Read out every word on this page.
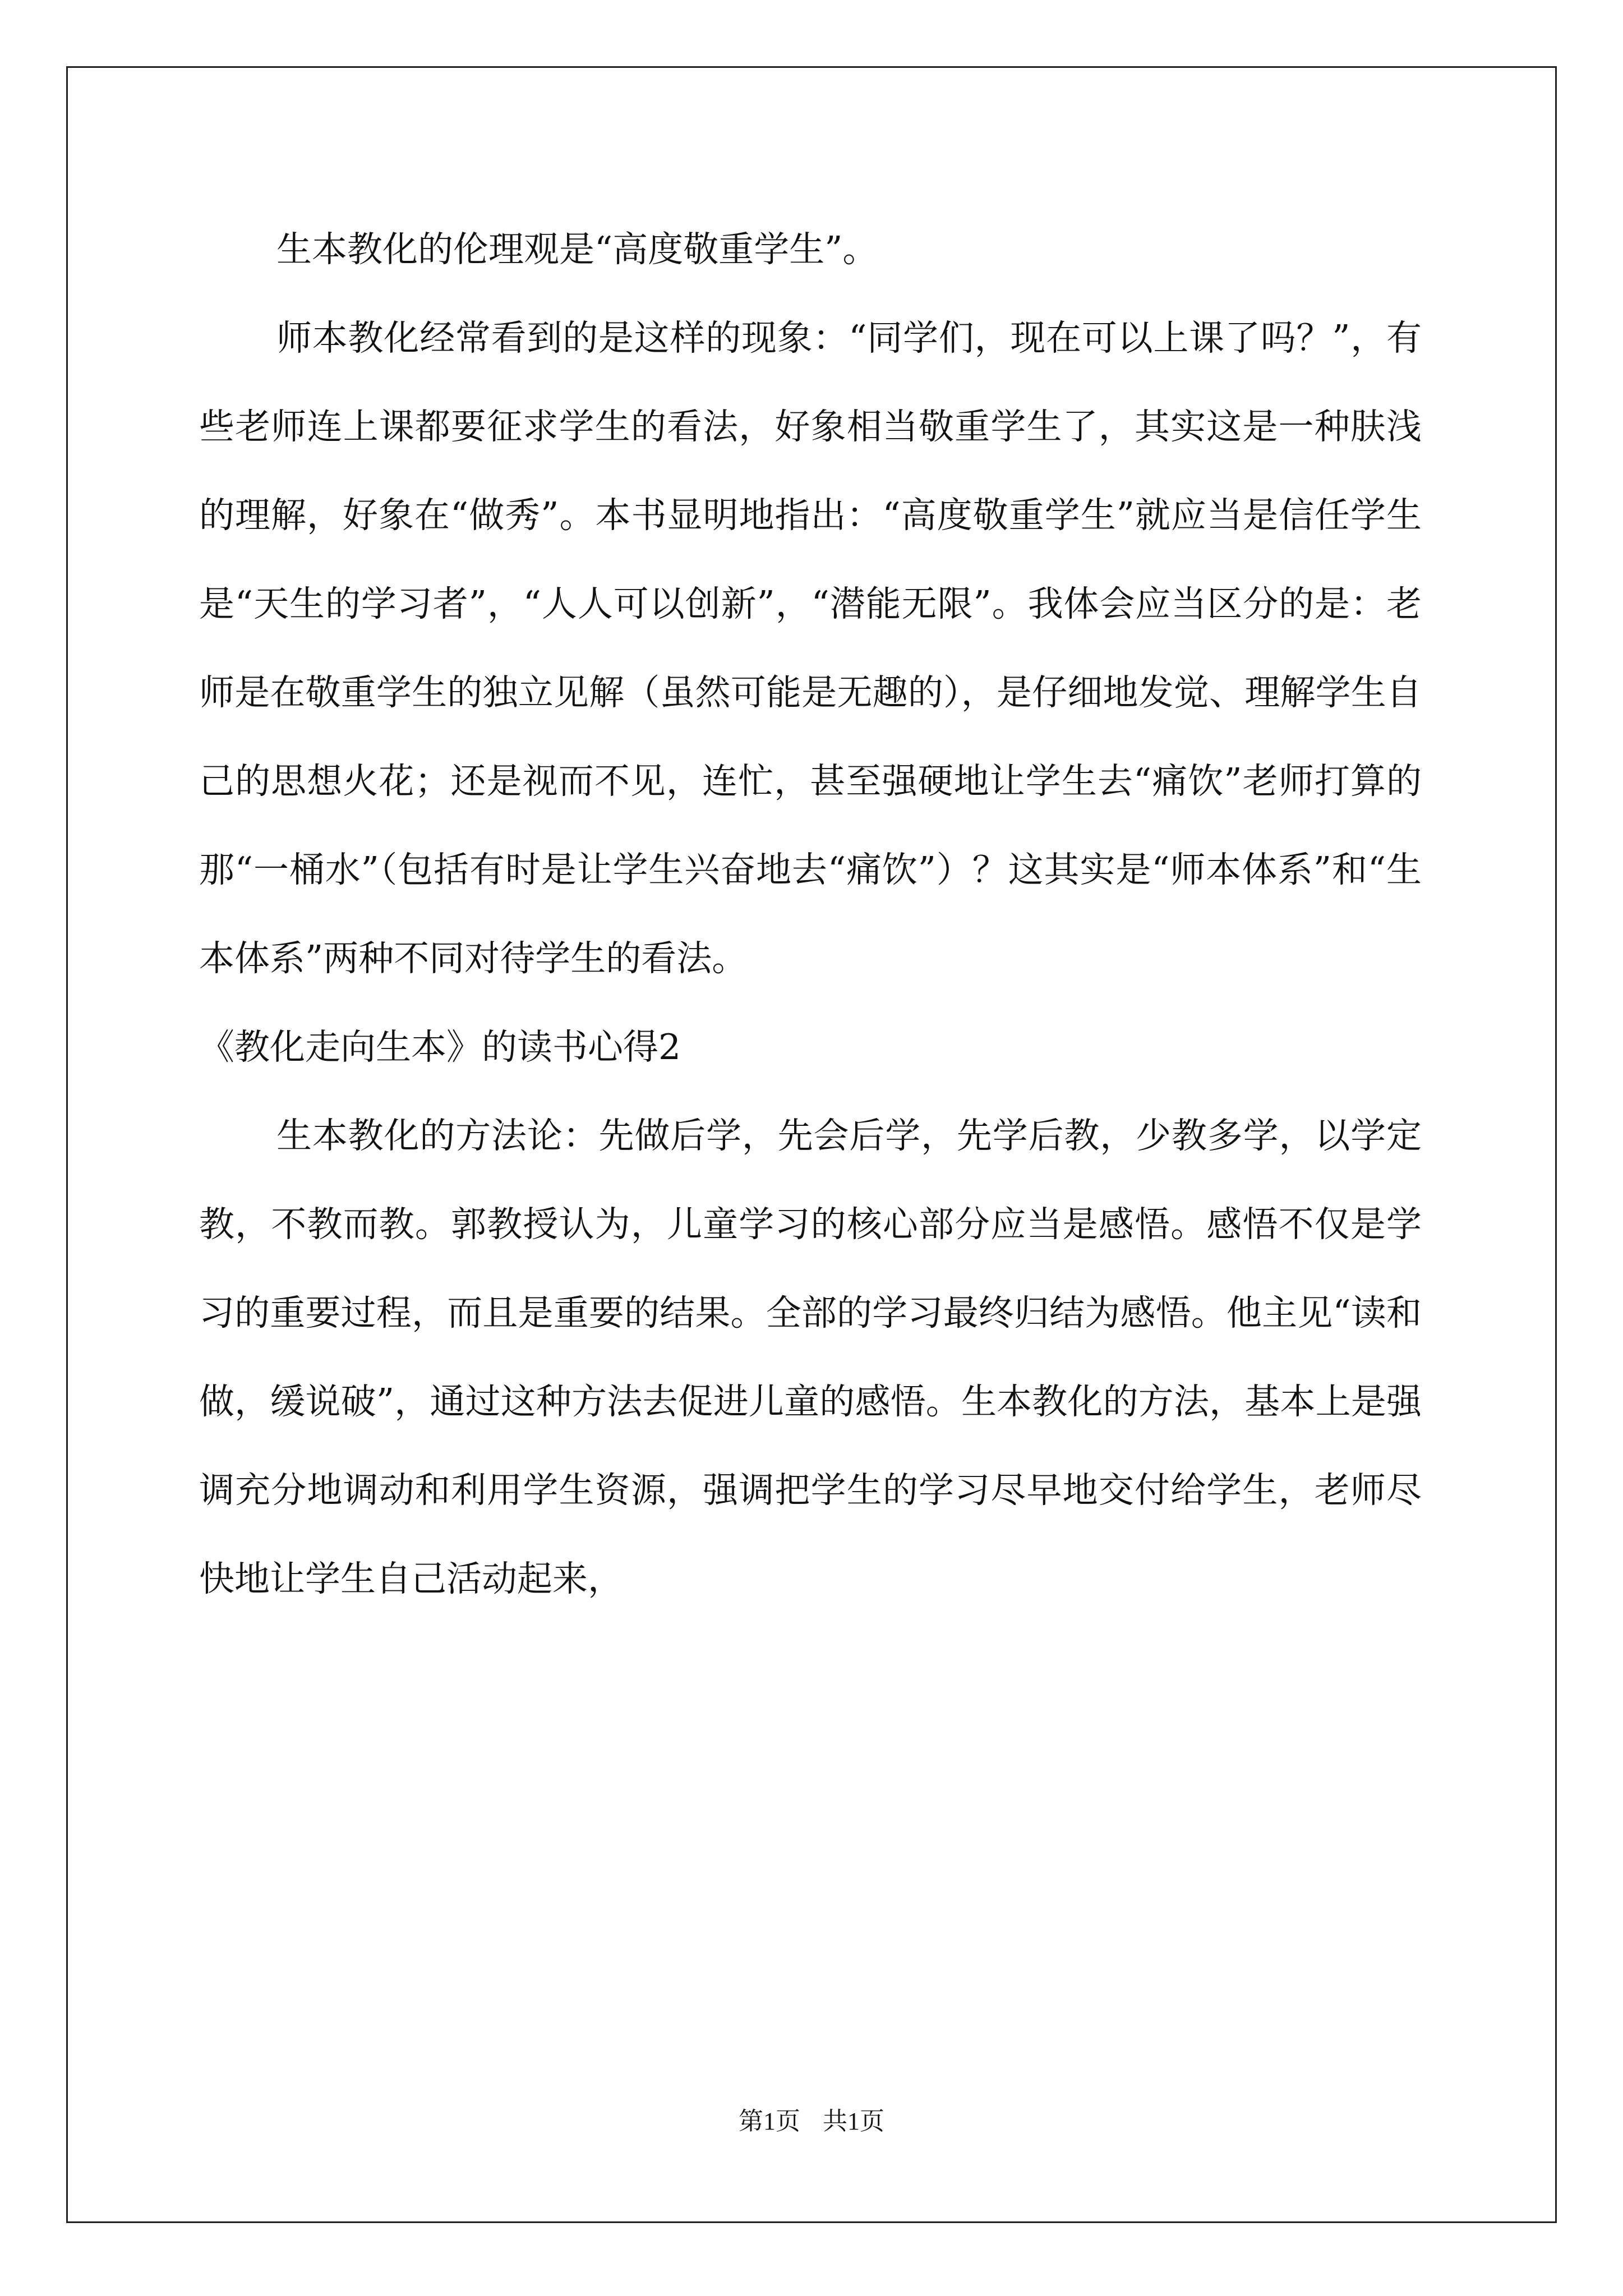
生本教化的伦理观是“高度敬重学生”。

师本教化经常看到的是这样的现象：“同学们，现在可以上课了吗？”，有些老师连上课都要征求学生的看法，好象相当敬重学生了，其实这是一种肤浅的理解，好象在“做秀”。本书显明地指出：“高度敬重学生”就应当是信任学生是“天生的学习者”，“人人可以创新”，“潜能无限”。我体会应当区分的是：老师是在敬重学生的独立见解（虽然可能是无趣的），是仔细地发觉、理解学生自己的思想火花；还是视而不见，连忙，甚至强硬地让学生去“痛饮”老师打算的那“一桶水”（包括有时是让学生兴奋地去“痛饮”）？这其实是“师本体系”和“生本体系”两种不同对待学生的看法。

《教化走向生本》的读书心得2

生本教化的方法论：先做后学，先会后学，先学后教，少教多学，以学定教，不教而教。郭教授认为，儿童学习的核心部分应当是感悟。感悟不仅是学习的重要过程，而且是重要的结果。全部的学习最终归结为感悟。他主见“读和做，缓说破”，通过这种方法去促进儿童的感悟。生本教化的方法，基本上是强调充分地调动和利用学生资源，强调把学生的学习尽早地交付给学生，老师尽快地让学生自己活动起来，

第1页 共1页
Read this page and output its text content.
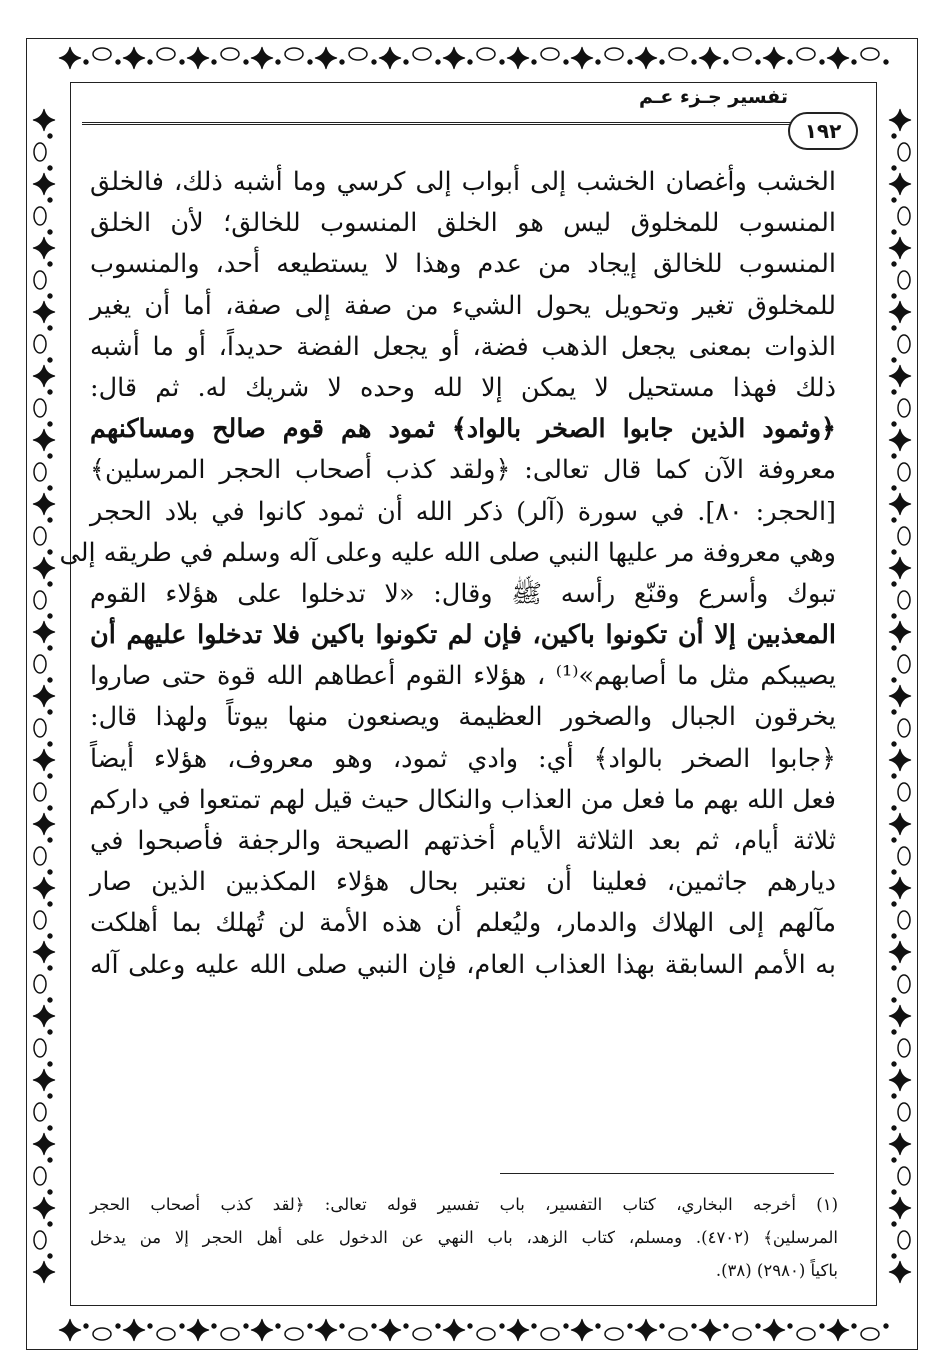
تفسير جـزء عـم
١٩٢
الخشب وأغصان الخشب إلى أبواب إلى كرسي وما أشبه ذلك، فالخلق
المنسوب للمخلوق ليس هو الخلق المنسوب للخالق؛ لأن الخلق
المنسوب للخالق إيجاد من عدم وهذا لا يستطيعه أحد، والمنسوب
للمخلوق تغير وتحويل يحول الشيء من صفة إلى صفة، أما أن يغير
الذوات بمعنى يجعل الذهب فضة، أو يجعل الفضة حديداً، أو ما أشبه
ذلك فهذا مستحيل لا يمكن إلا لله وحده لا شريك له. ثم قال:
﴿وثمود الذين جابوا الصخر بالواد﴾ ثمود هم قوم صالح ومساكنهم
معروفة الآن كما قال تعالى: ﴿ولقد كذب أصحاب الحجر المرسلين﴾
[الحجر: ٨٠]. في سورة (آلر) ذكر الله أن ثمود كانوا في بلاد الحجر
وهي معروفة مر عليها النبي صلى الله عليه وعلى آله وسلم في طريقه إلى
تبوك وأسرع وقنّع رأسه ﷺ وقال: «لا تدخلوا على هؤلاء القوم
المعذبين إلا أن تكونوا باكين، فإن لم تكونوا باكين فلا تدخلوا عليهم أن
يصيبكم مثل ما أصابهم»⁽¹⁾ ، هؤلاء القوم أعطاهم الله قوة حتى صاروا
يخرقون الجبال والصخور العظيمة ويصنعون منها بيوتاً ولهذا قال:
﴿جابوا الصخر بالواد﴾ أي: وادي ثمود، وهو معروف، هؤلاء أيضاً
فعل الله بهم ما فعل من العذاب والنكال حيث قيل لهم تمتعوا في داركم
ثلاثة أيام، ثم بعد الثلاثة الأيام أخذتهم الصيحة والرجفة فأصبحوا في
ديارهم جاثمين، فعلينا أن نعتبر بحال هؤلاء المكذبين الذين صار
مآلهم إلى الهلاك والدمار، وليُعلم أن هذه الأمة لن تُهلك بما أهلكت
به الأمم السابقة بهذا العذاب العام، فإن النبي صلى الله عليه وعلى آله
(١) أخرجه البخاري، كتاب التفسير، باب تفسير قوله تعالى: ﴿لقد كذب أصحاب الحجر
المرسلين﴾ (٤٧٠٢). ومسلم، كتاب الزهد، باب النهي عن الدخول على أهل الحجر إلا من يدخل
باكياً (٢٩٨٠) (٣٨).
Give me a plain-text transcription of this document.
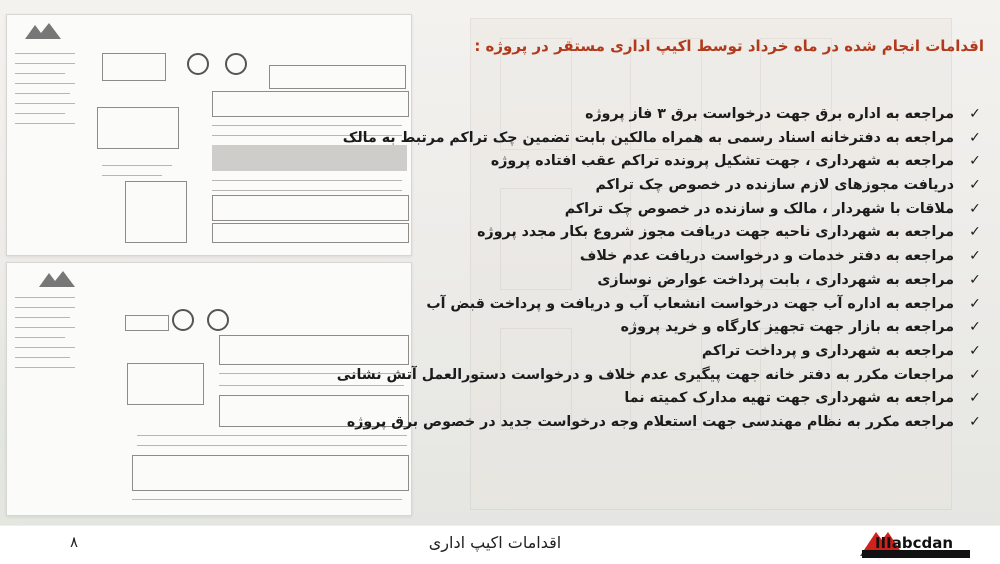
اقدامات انجام شده در ماه خرداد توسط اکیپ اداری مستقر در پروژه :
✓مراجعه به اداره برق جهت درخواست برق ۳ فاز پروژه
✓مراجعه به دفترخانه اسناد رسمی به همراه مالکین بابت تضمین چک تراکم مرتبط به مالک
✓مراجعه به شهرداری ، جهت تشکیل پرونده تراکم عقب افتاده پروژه
✓دریافت مجوزهای لازم سازنده در خصوص چک تراکم
✓ملاقات با شهردار ، مالک و سازنده در خصوص چک تراکم
✓مراجعه به شهرداری ناحیه جهت دریافت مجوز شروع بکار مجدد پروژه
✓مراجعه به دفتر خدمات و درخواست دریافت عدم خلاف
✓مراجعه به شهرداری ، بابت پرداخت عوارض نوسازی
✓مراجعه به اداره آب جهت درخواست انشعاب آب و دریافت و پرداخت قبض آب
✓مراجعه به بازار جهت تجهیز کارگاه و خرید پروژه
✓مراجعه به شهرداری و پرداخت تراکم
✓مراجعات مکرر به دفتر خانه جهت پیگیری عدم خلاف و درخواست دستورالعمل آتش نشانی
✓مراجعه به شهرداری جهت تهیه مدارک کمیته نما
✓مراجعه مکرر به نظام مهندسی جهت استعلام وجه درخواست جدید در خصوص برق پروژه
۸	اقدامات اکیپ اداری	IIIabcdan
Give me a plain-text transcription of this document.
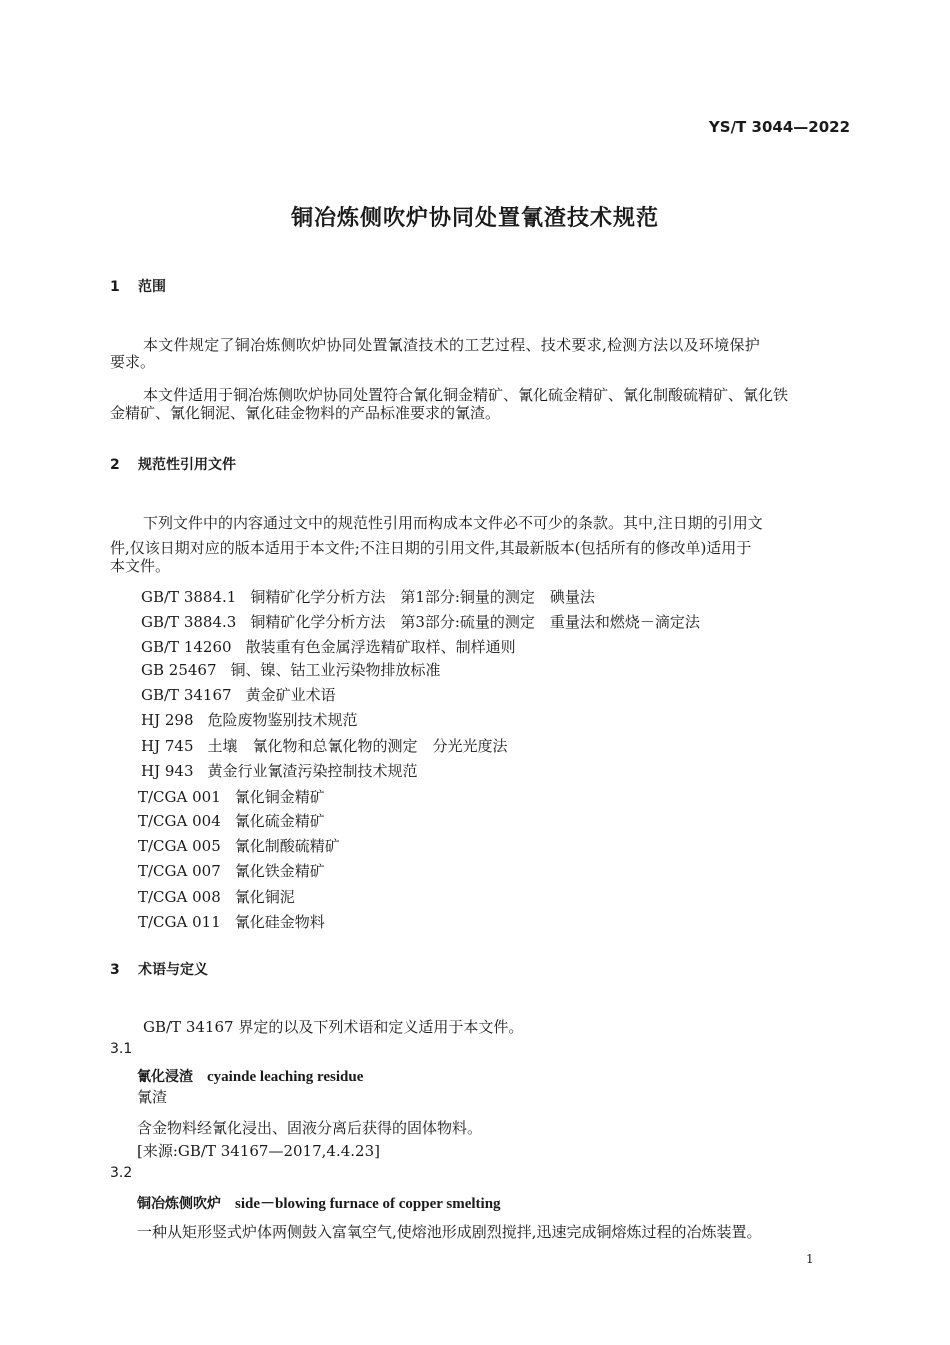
YS/T 3044—2022
铜冶炼侧吹炉协同处置氰渣技术规范
1 范围
本文件规定了铜冶炼侧吹炉协同处置氰渣技术的工艺过程、技术要求,检测方法以及环境保护
要求。
本文件适用于铜冶炼侧吹炉协同处置符合氰化铜金精矿、氰化硫金精矿、氰化制酸硫精矿、氰化铁
金精矿、氰化铜泥、氰化硅金物料的产品标准要求的氰渣。
2 规范性引用文件
下列文件中的内容通过文中的规范性引用而构成本文件必不可少的条款。其中,注日期的引用文
件,仅该日期对应的版本适用于本文件;不注日期的引用文件,其最新版本(包括所有的修改单)适用于
本文件。
GB/T 3884.1 铜精矿化学分析方法　第1部分:铜量的测定　碘量法
GB/T 3884.3 铜精矿化学分析方法　第3部分:硫量的测定　重量法和燃烧－滴定法
GB/T 14260 散装重有色金属浮选精矿取样、制样通则
GB 25467 铜、镍、钴工业污染物排放标准
GB/T 34167 黄金矿业术语
HJ 298 危险废物鉴别技术规范
HJ 745 土壤　氰化物和总氰化物的测定　分光光度法
HJ 943 黄金行业氰渣污染控制技术规范
T/CGA 001 氰化铜金精矿
T/CGA 004 氰化硫金精矿
T/CGA 005 氰化制酸硫精矿
T/CGA 007 氰化铁金精矿
T/CGA 008 氰化铜泥
T/CGA 011 氰化硅金物料
3 术语与定义
GB/T 34167 界定的以及下列术语和定义适用于本文件。
3.1
氰化浸渣 cyainde leaching residue
氰渣
含金物料经氰化浸出、固液分离后获得的固体物料。
[来源:GB/T 34167—2017,4.4.23]
3.2
铜冶炼侧吹炉 side－blowing furnace of copper smelting
一种从矩形竖式炉体两侧鼓入富氧空气,使熔池形成剧烈搅拌,迅速完成铜熔炼过程的冶炼装置。
1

### PROBLEM DESCRIPTION
Of the lines above, how many contain the string "أصحاب"? Only the number is required.

### WRITTEN ANSWER
2